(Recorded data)

☆ ☆ ☆ ☆

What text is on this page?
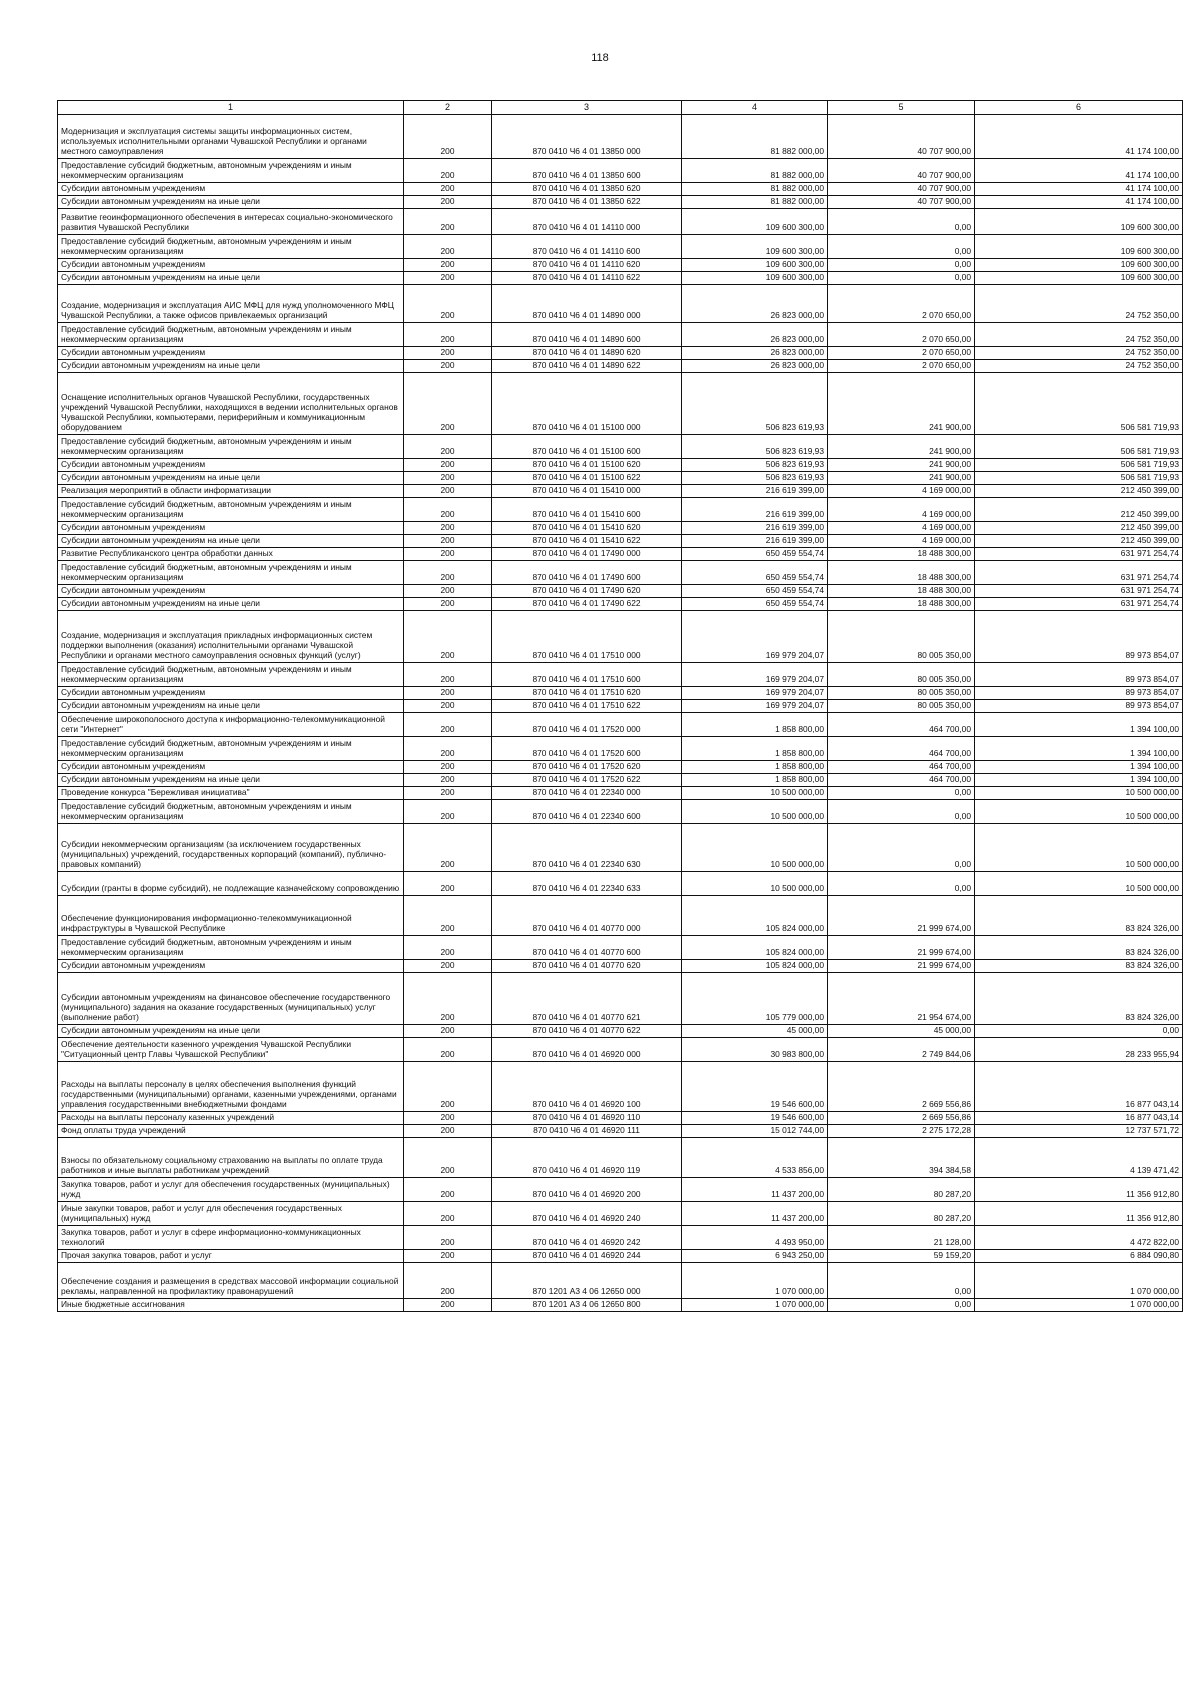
118
1	2	3	4	5	6
Модернизация и эксплуатация системы защиты информационных систем, используемых исполнительными органами Чувашской Республики и органами местного самоуправления	200	870 0410 Ч6 4 01 13850 000	81 882 000,00	40 707 900,00	41 174 100,00
Предоставление субсидий бюджетным, автономным учреждениям и иным некоммерческим организациям	200	870 0410 Ч6 4 01 13850 600	81 882 000,00	40 707 900,00	41 174 100,00
Субсидии автономным учреждениям	200	870 0410 Ч6 4 01 13850 620	81 882 000,00	40 707 900,00	41 174 100,00
Субсидии автономным учреждениям на иные цели	200	870 0410 Ч6 4 01 13850 622	81 882 000,00	40 707 900,00	41 174 100,00
Развитие геоинформационного обеспечения в интересах социально-экономического развития Чувашской Республики	200	870 0410 Ч6 4 01 14110 000	109 600 300,00	0,00	109 600 300,00
Предоставление субсидий бюджетным, автономным учреждениям и иным некоммерческим организациям	200	870 0410 Ч6 4 01 14110 600	109 600 300,00	0,00	109 600 300,00
Субсидии автономным учреждениям	200	870 0410 Ч6 4 01 14110 620	109 600 300,00	0,00	109 600 300,00
Субсидии автономным учреждениям на иные цели	200	870 0410 Ч6 4 01 14110 622	109 600 300,00	0,00	109 600 300,00
Создание, модернизация и эксплуатация АИС МФЦ для нужд уполномоченного МФЦ Чувашской Республики, а также офисов привлекаемых организаций	200	870 0410 Ч6 4 01 14890 000	26 823 000,00	2 070 650,00	24 752 350,00
Предоставление субсидий бюджетным, автономным учреждениям и иным некоммерческим организациям	200	870 0410 Ч6 4 01 14890 600	26 823 000,00	2 070 650,00	24 752 350,00
Субсидии автономным учреждениям	200	870 0410 Ч6 4 01 14890 620	26 823 000,00	2 070 650,00	24 752 350,00
Субсидии автономным учреждениям на иные цели	200	870 0410 Ч6 4 01 14890 622	26 823 000,00	2 070 650,00	24 752 350,00
Оснащение исполнительных органов Чувашской Республики, государственных учреждений Чувашской Республики, находящихся в ведении исполнительных органов Чувашской Республики, компьютерами, периферийным и коммуникационным оборудованием	200	870 0410 Ч6 4 01 15100 000	506 823 619,93	241 900,00	506 581 719,93
Предоставление субсидий бюджетным, автономным учреждениям и иным некоммерческим организациям	200	870 0410 Ч6 4 01 15100 600	506 823 619,93	241 900,00	506 581 719,93
Субсидии автономным учреждениям	200	870 0410 Ч6 4 01 15100 620	506 823 619,93	241 900,00	506 581 719,93
Субсидии автономным учреждениям на иные цели	200	870 0410 Ч6 4 01 15100 622	506 823 619,93	241 900,00	506 581 719,93
Реализация мероприятий в области информатизации	200	870 0410 Ч6 4 01 15410 000	216 619 399,00	4 169 000,00	212 450 399,00
Предоставление субсидий бюджетным, автономным учреждениям и иным некоммерческим организациям	200	870 0410 Ч6 4 01 15410 600	216 619 399,00	4 169 000,00	212 450 399,00
Субсидии автономным учреждениям	200	870 0410 Ч6 4 01 15410 620	216 619 399,00	4 169 000,00	212 450 399,00
Субсидии автономным учреждениям на иные цели	200	870 0410 Ч6 4 01 15410 622	216 619 399,00	4 169 000,00	212 450 399,00
Развитие Республиканского центра обработки данных	200	870 0410 Ч6 4 01 17490 000	650 459 554,74	18 488 300,00	631 971 254,74
Предоставление субсидий бюджетным, автономным учреждениям и иным некоммерческим организациям	200	870 0410 Ч6 4 01 17490 600	650 459 554,74	18 488 300,00	631 971 254,74
Субсидии автономным учреждениям	200	870 0410 Ч6 4 01 17490 620	650 459 554,74	18 488 300,00	631 971 254,74
Субсидии автономным учреждениям на иные цели	200	870 0410 Ч6 4 01 17490 622	650 459 554,74	18 488 300,00	631 971 254,74
Создание, модернизация и эксплуатация прикладных информационных систем поддержки выполнения (оказания) исполнительными органами Чувашской Республики и органами местного самоуправления основных функций (услуг)	200	870 0410 Ч6 4 01 17510 000	169 979 204,07	80 005 350,00	89 973 854,07
Предоставление субсидий бюджетным, автономным учреждениям и иным некоммерческим организациям	200	870 0410 Ч6 4 01 17510 600	169 979 204,07	80 005 350,00	89 973 854,07
Субсидии автономным учреждениям	200	870 0410 Ч6 4 01 17510 620	169 979 204,07	80 005 350,00	89 973 854,07
Субсидии автономным учреждениям на иные цели	200	870 0410 Ч6 4 01 17510 622	169 979 204,07	80 005 350,00	89 973 854,07
Обеспечение широкополосного доступа к информационно-телекоммуникационной сети "Интернет"	200	870 0410 Ч6 4 01 17520 000	1 858 800,00	464 700,00	1 394 100,00
Предоставление субсидий бюджетным, автономным учреждениям и иным некоммерческим организациям	200	870 0410 Ч6 4 01 17520 600	1 858 800,00	464 700,00	1 394 100,00
Субсидии автономным учреждениям	200	870 0410 Ч6 4 01 17520 620	1 858 800,00	464 700,00	1 394 100,00
Субсидии автономным учреждениям на иные цели	200	870 0410 Ч6 4 01 17520 622	1 858 800,00	464 700,00	1 394 100,00
Проведение конкурса "Бережливая инициатива"	200	870 0410 Ч6 4 01 22340 000	10 500 000,00	0,00	10 500 000,00
Предоставление субсидий бюджетным, автономным учреждениям и иным некоммерческим организациям	200	870 0410 Ч6 4 01 22340 600	10 500 000,00	0,00	10 500 000,00
Субсидии некоммерческим организациям (за исключением государственных (муниципальных) учреждений, государственных корпораций (компаний), публично-правовых компаний)	200	870 0410 Ч6 4 01 22340 630	10 500 000,00	0,00	10 500 000,00
Субсидии (гранты в форме субсидий), не подлежащие казначейскому сопровождению	200	870 0410 Ч6 4 01 22340 633	10 500 000,00	0,00	10 500 000,00
Обеспечение функционирования информационно-телекоммуникационной инфраструктуры в Чувашской Республике	200	870 0410 Ч6 4 01 40770 000	105 824 000,00	21 999 674,00	83 824 326,00
Предоставление субсидий бюджетным, автономным учреждениям и иным некоммерческим организациям	200	870 0410 Ч6 4 01 40770 600	105 824 000,00	21 999 674,00	83 824 326,00
Субсидии автономным учреждениям	200	870 0410 Ч6 4 01 40770 620	105 824 000,00	21 999 674,00	83 824 326,00
Субсидии автономным учреждениям на финансовое обеспечение государственного (муниципального) задания на оказание государственных (муниципальных) услуг (выполнение работ)	200	870 0410 Ч6 4 01 40770 621	105 779 000,00	21 954 674,00	83 824 326,00
Субсидии автономным учреждениям на иные цели	200	870 0410 Ч6 4 01 40770 622	45 000,00	45 000,00	0,00
Обеспечение деятельности казенного учреждения Чувашской Республики "Ситуационный центр Главы Чувашской Республики"	200	870 0410 Ч6 4 01 46920 000	30 983 800,00	2 749 844,06	28 233 955,94
Расходы на выплаты персоналу в целях обеспечения выполнения функций государственными (муниципальными) органами, казенными учреждениями, органами управления государственными внебюджетными фондами	200	870 0410 Ч6 4 01 46920 100	19 546 600,00	2 669 556,86	16 877 043,14
Расходы на выплаты персоналу казенных учреждений	200	870 0410 Ч6 4 01 46920 110	19 546 600,00	2 669 556,86	16 877 043,14
Фонд оплаты труда учреждений	200	870 0410 Ч6 4 01 46920 111	15 012 744,00	2 275 172,28	12 737 571,72
Взносы по обязательному социальному страхованию на выплаты по оплате труда работников и иные выплаты работникам учреждений	200	870 0410 Ч6 4 01 46920 119	4 533 856,00	394 384,58	4 139 471,42
Закупка товаров, работ и услуг для обеспечения государственных (муниципальных) нужд	200	870 0410 Ч6 4 01 46920 200	11 437 200,00	80 287,20	11 356 912,80
Иные закупки товаров, работ и услуг для обеспечения государственных (муниципальных) нужд	200	870 0410 Ч6 4 01 46920 240	11 437 200,00	80 287,20	11 356 912,80
Закупка товаров, работ и услуг в сфере информационно-коммуникационных технологий	200	870 0410 Ч6 4 01 46920 242	4 493 950,00	21 128,00	4 472 822,00
Прочая закупка товаров, работ и услуг	200	870 0410 Ч6 4 01 46920 244	6 943 250,00	59 159,20	6 884 090,80
Обеспечение создания и размещения в средствах массовой информации социальной рекламы, направленной на профилактику правонарушений	200	870 1201 А3 4 06 12650 000	1 070 000,00	0,00	1 070 000,00
Иные бюджетные ассигнования	200	870 1201 А3 4 06 12650 800	1 070 000,00	0,00	1 070 000,00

☆ ☆ ☆ ☆

■ **WHAT TO PRODUCE**
Collect each line containing the string "телекоммуникационной".

■ **EXERCISE RESPONSE**
Обеспечение широкополосного доступа к информационно-телекоммуникационной сети "Интернет"	200	870 0410 Ч6 4 01 17520 000	1 858 800,00	464 700,00	1 394 100,00
Обеспечение функционирования информационно-телекоммуникационной инфраструктуры в Чувашской Республике	200	870 0410 Ч6 4 01 40770 000	105 824 000,00	21 999 674,00	83 824 326,00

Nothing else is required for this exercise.